PROBLEM TO SOLVE:
Only the pictures are omitted; repeat all other data exactly.

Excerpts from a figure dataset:
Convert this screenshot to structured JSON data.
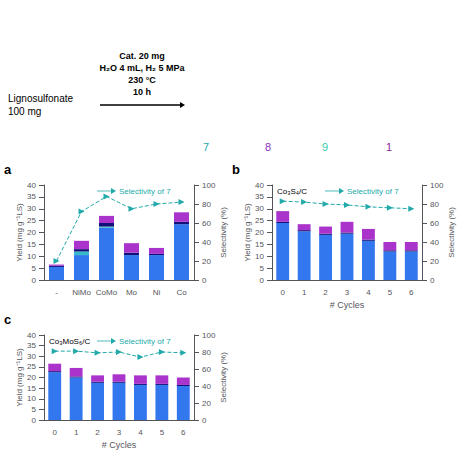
{
  "chart_data": [
    {
      "type": "bar",
      "title": "a",
      "stacked": true,
      "grid": false,
      "categories": [
        "-",
        "NiMo",
        "CoMo",
        "Mo",
        "Ni",
        "Co"
      ],
      "ylabel": "Yield (mg g⁻¹LS)",
      "y2label": "Selectivity (%)",
      "ylim": [
        0,
        40
      ],
      "yticks": [
        0,
        5,
        10,
        15,
        20,
        25,
        30,
        35,
        40
      ],
      "y2lim": [
        0,
        100
      ],
      "y2ticks": [
        0,
        20,
        40,
        60,
        80,
        100
      ],
      "series": [
        {
          "color": "#3377ee",
          "values": [
            5.5,
            10.5,
            22.0,
            10.5,
            10.5,
            23.5
          ]
        },
        {
          "color": "#33bbcc",
          "values": [
            0.0,
            1.5,
            0.5,
            0.0,
            0.0,
            0.0
          ]
        },
        {
          "color": "#111177",
          "values": [
            0.5,
            1.0,
            1.5,
            1.0,
            0.5,
            1.0
          ]
        },
        {
          "color": "#aa33cc",
          "values": [
            0.5,
            3.5,
            3.0,
            4.0,
            2.5,
            4.0
          ]
        },
        {
          "type": "line",
          "axis": "y2",
          "color": "#22aaaa",
          "marker": "triangle-right",
          "line_style": "dashed",
          "values": [
            20,
            72,
            88,
            75,
            80,
            82
          ]
        }
      ],
      "annotations": [
        {
          "text": "Selectivity of 7",
          "color": "#22aaaa"
        },
        {
          "text": "Lignosulfonate\n100 mg"
        },
        {
          "text": "Cat. 20 mg\nH₂O 4 mL, H₂ 5 MPa\n230 °C\n10 h"
        },
        {
          "text": "7",
          "color": "#22aaaa"
        },
        {
          "text": "8",
          "color": "#8833bb"
        },
        {
          "text": "9",
          "color": "#33ccaa"
        },
        {
          "text": "1",
          "color": "#882299"
        }
      ]
    },
    {
      "type": "bar",
      "title": "b",
      "stacked": true,
      "grid": false,
      "categories": [
        "0",
        "1",
        "2",
        "3",
        "4",
        "5",
        "6"
      ],
      "xlabel": "# Cycles",
      "ylabel": "Yield (mg g⁻¹LS)",
      "y2label": "Selectivity (%)",
      "ylim": [
        0,
        40
      ],
      "yticks": [
        0,
        5,
        10,
        15,
        20,
        25,
        30,
        35,
        40
      ],
      "y2lim": [
        0,
        100
      ],
      "y2ticks": [
        0,
        20,
        40,
        60,
        80,
        100
      ],
      "series": [
        {
          "color": "#3377ee",
          "values": [
            24.0,
            20.5,
            19.0,
            19.5,
            16.5,
            12.0,
            12.0
          ]
        },
        {
          "color": "#111177",
          "values": [
            0.5,
            0.5,
            0.5,
            0.5,
            0.5,
            0.5,
            0.5
          ]
        },
        {
          "color": "#aa33cc",
          "values": [
            4.5,
            2.5,
            3.0,
            4.5,
            4.5,
            3.5,
            3.5
          ]
        },
        {
          "type": "line",
          "axis": "y2",
          "color": "#22aaaa",
          "marker": "triangle-right",
          "line_style": "dashed",
          "values": [
            83,
            82,
            80,
            79,
            77,
            76,
            75
          ]
        }
      ],
      "annotations": [
        {
          "text": "Co₃S₄/C"
        },
        {
          "text": "Selectivity of 7",
          "color": "#22aaaa"
        }
      ]
    },
    {
      "type": "bar",
      "title": "c",
      "stacked": true,
      "grid": false,
      "categories": [
        "0",
        "1",
        "2",
        "3",
        "4",
        "5",
        "6"
      ],
      "xlabel": "# Cycles",
      "ylabel": "Yield (mg g⁻¹LS)",
      "y2label": "Selectivity (%)",
      "ylim": [
        0,
        40
      ],
      "yticks": [
        0,
        5,
        10,
        15,
        20,
        25,
        30,
        35,
        40
      ],
      "y2lim": [
        0,
        100
      ],
      "y2ticks": [
        0,
        20,
        40,
        60,
        80,
        100
      ],
      "series": [
        {
          "color": "#3377ee",
          "values": [
            22.5,
            20.0,
            17.5,
            17.5,
            16.5,
            16.5,
            16.0
          ]
        },
        {
          "color": "#111177",
          "values": [
            0.5,
            0.5,
            0.5,
            0.5,
            0.5,
            0.5,
            0.5
          ]
        },
        {
          "color": "#aa33cc",
          "values": [
            3.5,
            4.0,
            3.0,
            3.5,
            4.0,
            4.0,
            3.5
          ]
        },
        {
          "type": "line",
          "axis": "y2",
          "color": "#22aaaa",
          "marker": "triangle-right",
          "line_style": "dashed",
          "values": [
            81,
            81,
            79,
            80,
            74,
            80,
            79
          ]
        }
      ],
      "annotations": [
        {
          "text": "Co₃MoS₆/C"
        },
        {
          "text": "Selectivity of 7",
          "color": "#22aaaa"
        }
      ]
    }
  ]
}
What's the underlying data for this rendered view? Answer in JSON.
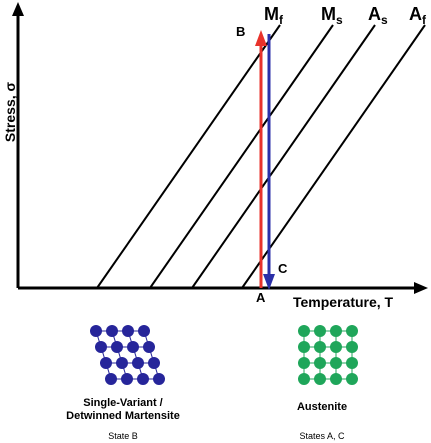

EXERCISE SOLUTION:
Convert this screenshot to structured JSON data.
{
  "chart_data": [
    {
      "type": "bar",
      "title": "a",
      "stacked": true,
      "grid": false,
      "categories": [
        "-",
        "NiMo",
        "CoMo",
        "Mo",
        "Ni",
        "Co"
      ],
      "ylabel": "Yield (mg g⁻¹LS)",
      "y2label": "Selectivity (%)",
      "ylim": [
        0,
        40
      ],
      "yticks": [
        0,
        5,
        10,
        15,
        20,
        25,
        30,
        35,
        40
      ],
      "y2lim": [
        0,
        100
      ],
      "y2ticks": [
        0,
        20,
        40,
        60,
        80,
        100
      ],
      "series": [
        {
          "color": "#3377ee",
          "values": [
            5.5,
            10.5,
            22.0,
            10.5,
            10.5,
            23.5
          ]
        },
        {
          "color": "#33bbcc",
          "values": [
            0.0,
            1.5,
            0.5,
            0.0,
            0.0,
            0.0
          ]
        },
        {
          "color": "#111177",
          "values": [
            0.5,
            1.0,
            1.5,
            1.0,
            0.5,
            1.0
          ]
        },
        {
          "color": "#aa33cc",
          "values": [
            0.5,
            3.5,
            3.0,
            4.0,
            2.5,
            4.0
          ]
        },
        {
          "type": "line",
          "axis": "y2",
          "color": "#22aaaa",
          "marker": "triangle-right",
          "line_style": "dashed",
          "values": [
            20,
            72,
            88,
            75,
            80,
            82
          ]
        }
      ],
      "annotations": [
        {
          "text": "Selectivity of 7",
          "color": "#22aaaa"
        },
        {
          "text": "Lignosulfonate\n100 mg"
        },
        {
          "text": "Cat. 20 mg\nH₂O 4 mL, H₂ 5 MPa\n230 °C\n10 h"
        },
        {
          "text": "7",
          "color": "#22aaaa"
        },
        {
          "text": "8",
          "color": "#8833bb"
        },
        {
          "text": "9",
          "color": "#33ccaa"
        },
        {
          "text": "1",
          "color": "#882299"
        }
      ]
    },
    {
      "type": "bar",
      "title": "b",
      "stacked": true,
      "grid": false,
      "categories": [
        "0",
        "1",
        "2",
        "3",
        "4",
        "5",
        "6"
      ],
      "xlabel": "# Cycles",
      "ylabel": "Yield (mg g⁻¹LS)",
      "y2label": "Selectivity (%)",
      "ylim": [
        0,
        40
      ],
      "yticks": [
        0,
        5,
        10,
        15,
        20,
        25,
        30,
        35,
        40
      ],
      "y2lim": [
        0,
        100
      ],
      "y2ticks": [
        0,
        20,
        40,
        60,
        80,
        100
      ],
      "series": [
        {
          "color": "#3377ee",
          "values": [
            24.0,
            20.5,
            19.0,
            19.5,
            16.5,
            12.0,
            12.0
          ]
        },
        {
          "color": "#111177",
          "values": [
            0.5,
            0.5,
            0.5,
            0.5,
            0.5,
            0.5,
            0.5
          ]
        },
        {
          "color": "#aa33cc",
          "values": [
            4.5,
            2.5,
            3.0,
            4.5,
            4.5,
            3.5,
            3.5
          ]
        },
        {
          "type": "line",
          "axis": "y2",
          "color": "#22aaaa",
          "marker": "triangle-right",
          "line_style": "dashed",
          "values": [
            83,
            82,
            80,
            79,
            77,
            76,
            75
          ]
        }
      ],
      "annotations": [
        {
          "text": "Co₃S₄/C"
        },
        {
          "text": "Selectivity of 7",
          "color": "#22aaaa"
        }
      ]
    },
    {
      "type": "bar",
      "title": "c",
      "stacked": true,
      "grid": false,
      "categories": [
        "0",
        "1",
        "2",
        "3",
        "4",
        "5",
        "6"
      ],
      "xlabel": "# Cycles",
      "ylabel": "Yield (mg g⁻¹LS)",
      "y2label": "Selectivity (%)",
      "ylim": [
        0,
        40
      ],
      "yticks": [
        0,
        5,
        10,
        15,
        20,
        25,
        30,
        35,
        40
      ],
      "y2lim": [
        0,
        100
      ],
      "y2ticks": [
        0,
        20,
        40,
        60,
        80,
        100
      ],
      "series": [
        {
          "color": "#3377ee",
          "values": [
            22.5,
            20.0,
            17.5,
            17.5,
            16.5,
            16.5,
            16.0
          ]
        },
        {
          "color": "#111177",
          "values": [
            0.5,
            0.5,
            0.5,
            0.5,
            0.5,
            0.5,
            0.5
          ]
        },
        {
          "color": "#aa33cc",
          "values": [
            3.5,
            4.0,
            3.0,
            3.5,
            4.0,
            4.0,
            3.5
          ]
        },
        {
          "type": "line",
          "axis": "y2",
          "color": "#22aaaa",
          "marker": "triangle-right",
          "line_style": "dashed",
          "values": [
            81,
            81,
            79,
            80,
            74,
            80,
            79
          ]
        }
      ],
      "annotations": [
        {
          "text": "Co₃MoS₆/C"
        },
        {
          "text": "Selectivity of 7",
          "color": "#22aaaa"
        }
      ]
    }
  ]
}
What's the underlying data for this rendered view? Answer in JSON.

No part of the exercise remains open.